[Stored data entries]
# # # # #
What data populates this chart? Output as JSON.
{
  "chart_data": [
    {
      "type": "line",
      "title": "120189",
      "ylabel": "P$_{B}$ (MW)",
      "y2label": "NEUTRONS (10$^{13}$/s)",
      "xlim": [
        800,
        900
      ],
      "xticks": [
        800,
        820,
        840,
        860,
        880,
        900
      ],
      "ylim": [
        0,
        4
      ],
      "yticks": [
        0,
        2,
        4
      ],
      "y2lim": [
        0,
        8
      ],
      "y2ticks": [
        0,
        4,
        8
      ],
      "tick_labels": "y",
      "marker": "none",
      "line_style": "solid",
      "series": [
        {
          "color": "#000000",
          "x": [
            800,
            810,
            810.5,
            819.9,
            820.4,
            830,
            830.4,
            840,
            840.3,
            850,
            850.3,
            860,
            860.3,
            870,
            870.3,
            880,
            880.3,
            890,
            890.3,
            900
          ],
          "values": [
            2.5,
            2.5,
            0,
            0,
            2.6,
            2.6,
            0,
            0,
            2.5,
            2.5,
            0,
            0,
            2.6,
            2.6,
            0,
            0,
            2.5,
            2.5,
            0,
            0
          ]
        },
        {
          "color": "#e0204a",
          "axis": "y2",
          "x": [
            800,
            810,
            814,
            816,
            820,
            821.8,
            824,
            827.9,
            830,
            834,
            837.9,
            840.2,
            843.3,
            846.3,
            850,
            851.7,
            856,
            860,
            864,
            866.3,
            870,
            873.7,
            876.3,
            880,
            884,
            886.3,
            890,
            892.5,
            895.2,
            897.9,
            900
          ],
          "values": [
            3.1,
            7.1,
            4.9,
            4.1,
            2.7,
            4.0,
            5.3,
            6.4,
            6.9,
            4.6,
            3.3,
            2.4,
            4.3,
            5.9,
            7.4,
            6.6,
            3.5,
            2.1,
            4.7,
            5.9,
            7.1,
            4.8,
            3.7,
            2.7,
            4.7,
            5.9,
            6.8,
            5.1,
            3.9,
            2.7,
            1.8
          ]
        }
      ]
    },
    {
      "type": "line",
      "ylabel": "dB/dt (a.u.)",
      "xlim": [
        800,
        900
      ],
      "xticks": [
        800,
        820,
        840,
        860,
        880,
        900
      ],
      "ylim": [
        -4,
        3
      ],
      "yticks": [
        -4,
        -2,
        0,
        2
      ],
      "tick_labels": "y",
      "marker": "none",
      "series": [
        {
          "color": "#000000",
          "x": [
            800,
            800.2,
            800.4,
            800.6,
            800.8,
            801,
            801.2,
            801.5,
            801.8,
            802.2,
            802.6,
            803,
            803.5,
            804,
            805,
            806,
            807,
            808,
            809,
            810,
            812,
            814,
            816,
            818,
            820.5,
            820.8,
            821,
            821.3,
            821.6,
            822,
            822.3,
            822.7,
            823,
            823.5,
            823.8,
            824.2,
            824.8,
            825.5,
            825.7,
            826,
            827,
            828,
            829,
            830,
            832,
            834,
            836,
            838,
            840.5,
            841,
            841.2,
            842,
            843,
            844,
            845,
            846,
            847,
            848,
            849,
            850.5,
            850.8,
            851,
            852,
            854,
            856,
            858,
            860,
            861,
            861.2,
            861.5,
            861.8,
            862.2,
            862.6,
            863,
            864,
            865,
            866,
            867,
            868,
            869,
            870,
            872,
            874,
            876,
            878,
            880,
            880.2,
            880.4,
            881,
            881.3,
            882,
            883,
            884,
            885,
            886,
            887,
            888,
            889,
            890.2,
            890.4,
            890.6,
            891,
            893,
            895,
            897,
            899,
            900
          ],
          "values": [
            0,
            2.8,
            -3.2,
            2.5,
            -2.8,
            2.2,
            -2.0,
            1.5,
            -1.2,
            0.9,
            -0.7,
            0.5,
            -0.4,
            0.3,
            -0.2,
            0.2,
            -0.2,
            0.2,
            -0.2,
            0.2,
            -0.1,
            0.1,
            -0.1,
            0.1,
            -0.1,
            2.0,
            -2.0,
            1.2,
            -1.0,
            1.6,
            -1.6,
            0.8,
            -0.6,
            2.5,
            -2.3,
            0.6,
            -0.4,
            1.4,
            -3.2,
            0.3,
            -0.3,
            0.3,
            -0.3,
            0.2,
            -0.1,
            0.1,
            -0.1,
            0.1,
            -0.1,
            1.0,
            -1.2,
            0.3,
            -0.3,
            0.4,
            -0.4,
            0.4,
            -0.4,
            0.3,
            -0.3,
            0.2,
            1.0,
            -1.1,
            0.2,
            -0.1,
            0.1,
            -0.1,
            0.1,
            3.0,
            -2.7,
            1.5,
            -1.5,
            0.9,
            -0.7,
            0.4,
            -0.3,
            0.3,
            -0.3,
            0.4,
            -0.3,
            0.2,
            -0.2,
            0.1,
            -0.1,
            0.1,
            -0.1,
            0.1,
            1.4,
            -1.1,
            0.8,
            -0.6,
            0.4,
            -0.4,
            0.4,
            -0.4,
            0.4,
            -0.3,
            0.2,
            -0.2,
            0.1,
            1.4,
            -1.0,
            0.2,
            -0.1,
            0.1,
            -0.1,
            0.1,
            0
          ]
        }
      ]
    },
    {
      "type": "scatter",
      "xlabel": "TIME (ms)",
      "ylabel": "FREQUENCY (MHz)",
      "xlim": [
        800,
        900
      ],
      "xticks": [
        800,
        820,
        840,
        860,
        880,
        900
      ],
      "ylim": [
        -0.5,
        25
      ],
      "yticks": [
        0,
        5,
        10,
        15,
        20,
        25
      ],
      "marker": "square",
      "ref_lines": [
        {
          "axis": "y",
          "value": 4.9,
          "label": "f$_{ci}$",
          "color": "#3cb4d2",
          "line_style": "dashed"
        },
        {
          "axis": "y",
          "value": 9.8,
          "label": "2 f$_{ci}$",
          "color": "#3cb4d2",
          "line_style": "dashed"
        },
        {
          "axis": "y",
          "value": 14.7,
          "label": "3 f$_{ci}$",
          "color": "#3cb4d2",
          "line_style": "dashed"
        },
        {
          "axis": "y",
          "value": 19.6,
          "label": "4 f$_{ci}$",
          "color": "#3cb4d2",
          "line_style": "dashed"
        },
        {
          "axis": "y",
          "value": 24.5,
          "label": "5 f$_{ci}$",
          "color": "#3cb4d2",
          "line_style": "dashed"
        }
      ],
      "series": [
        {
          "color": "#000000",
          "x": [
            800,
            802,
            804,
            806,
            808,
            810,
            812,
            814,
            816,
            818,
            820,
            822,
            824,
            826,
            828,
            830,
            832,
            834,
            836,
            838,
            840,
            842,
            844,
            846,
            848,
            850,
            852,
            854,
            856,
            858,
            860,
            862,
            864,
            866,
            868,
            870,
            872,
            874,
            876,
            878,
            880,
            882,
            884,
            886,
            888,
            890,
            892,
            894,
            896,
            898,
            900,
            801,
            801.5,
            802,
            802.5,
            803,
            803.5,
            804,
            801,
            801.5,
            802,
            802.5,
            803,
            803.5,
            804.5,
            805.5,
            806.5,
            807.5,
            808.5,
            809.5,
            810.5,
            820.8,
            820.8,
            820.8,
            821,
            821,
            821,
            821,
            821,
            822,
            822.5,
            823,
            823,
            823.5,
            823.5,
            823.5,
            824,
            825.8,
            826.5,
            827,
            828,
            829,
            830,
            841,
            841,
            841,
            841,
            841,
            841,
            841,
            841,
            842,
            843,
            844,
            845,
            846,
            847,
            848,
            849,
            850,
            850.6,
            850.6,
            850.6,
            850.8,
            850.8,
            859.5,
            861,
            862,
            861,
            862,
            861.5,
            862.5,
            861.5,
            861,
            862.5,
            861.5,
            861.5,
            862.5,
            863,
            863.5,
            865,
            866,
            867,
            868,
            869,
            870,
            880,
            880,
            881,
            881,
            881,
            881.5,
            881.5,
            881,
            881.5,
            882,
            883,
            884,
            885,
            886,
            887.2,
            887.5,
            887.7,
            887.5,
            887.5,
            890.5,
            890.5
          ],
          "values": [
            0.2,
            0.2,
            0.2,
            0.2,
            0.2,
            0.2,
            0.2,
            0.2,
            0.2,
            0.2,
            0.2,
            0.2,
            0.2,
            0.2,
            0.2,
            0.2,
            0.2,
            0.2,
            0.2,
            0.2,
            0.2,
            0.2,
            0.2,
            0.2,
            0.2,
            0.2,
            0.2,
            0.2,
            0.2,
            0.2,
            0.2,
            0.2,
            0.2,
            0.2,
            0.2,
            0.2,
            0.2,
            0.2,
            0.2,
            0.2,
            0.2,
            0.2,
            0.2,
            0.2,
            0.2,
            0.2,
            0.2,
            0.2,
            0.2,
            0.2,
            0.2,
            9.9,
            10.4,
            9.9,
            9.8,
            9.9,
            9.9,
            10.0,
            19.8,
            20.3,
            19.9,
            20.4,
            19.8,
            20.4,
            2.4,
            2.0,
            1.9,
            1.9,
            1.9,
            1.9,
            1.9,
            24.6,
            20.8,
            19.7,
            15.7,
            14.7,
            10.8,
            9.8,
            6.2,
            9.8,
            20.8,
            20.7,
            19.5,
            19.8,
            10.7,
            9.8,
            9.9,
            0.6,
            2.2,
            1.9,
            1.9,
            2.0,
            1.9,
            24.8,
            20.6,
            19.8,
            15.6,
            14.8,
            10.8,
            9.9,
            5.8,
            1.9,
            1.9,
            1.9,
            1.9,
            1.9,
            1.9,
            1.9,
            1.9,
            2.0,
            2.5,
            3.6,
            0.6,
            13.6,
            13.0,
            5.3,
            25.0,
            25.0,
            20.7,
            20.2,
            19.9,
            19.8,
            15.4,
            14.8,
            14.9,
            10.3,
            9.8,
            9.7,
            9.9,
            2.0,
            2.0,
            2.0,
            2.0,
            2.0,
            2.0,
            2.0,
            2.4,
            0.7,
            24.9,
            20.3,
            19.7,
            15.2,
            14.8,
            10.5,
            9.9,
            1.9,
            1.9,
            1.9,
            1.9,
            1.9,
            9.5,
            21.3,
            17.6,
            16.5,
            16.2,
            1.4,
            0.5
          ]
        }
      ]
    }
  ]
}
# # # # #
→ **Given task**
Above is a listing; report how many of its lines include the word "ylabel", giving the number only.

→ **Exercise response**
3